EXERCISE REQUIREMENTS: Give the number of lines in the records below that include "name". Reply with that number alone.

SUPPLIED DATA:

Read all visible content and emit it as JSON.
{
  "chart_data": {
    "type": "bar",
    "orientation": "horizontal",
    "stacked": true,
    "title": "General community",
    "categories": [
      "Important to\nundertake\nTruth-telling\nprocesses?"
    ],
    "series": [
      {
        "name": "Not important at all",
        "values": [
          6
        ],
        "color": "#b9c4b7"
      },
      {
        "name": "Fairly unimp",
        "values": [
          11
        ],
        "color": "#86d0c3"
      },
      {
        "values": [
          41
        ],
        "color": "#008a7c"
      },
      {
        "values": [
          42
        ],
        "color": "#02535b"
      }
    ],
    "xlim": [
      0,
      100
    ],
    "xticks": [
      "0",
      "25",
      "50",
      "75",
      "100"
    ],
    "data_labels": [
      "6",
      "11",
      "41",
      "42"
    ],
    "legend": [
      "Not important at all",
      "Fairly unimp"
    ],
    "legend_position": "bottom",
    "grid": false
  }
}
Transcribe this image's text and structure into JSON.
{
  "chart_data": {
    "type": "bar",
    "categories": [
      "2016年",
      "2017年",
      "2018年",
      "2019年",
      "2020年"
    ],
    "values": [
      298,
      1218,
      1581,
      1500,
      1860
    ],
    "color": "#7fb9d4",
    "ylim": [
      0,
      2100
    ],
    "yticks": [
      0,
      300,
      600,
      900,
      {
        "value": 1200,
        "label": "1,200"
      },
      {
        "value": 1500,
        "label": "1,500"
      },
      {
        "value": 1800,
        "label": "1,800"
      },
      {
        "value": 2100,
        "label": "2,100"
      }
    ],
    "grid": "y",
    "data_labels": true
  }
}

OUTPUT BELOW: 2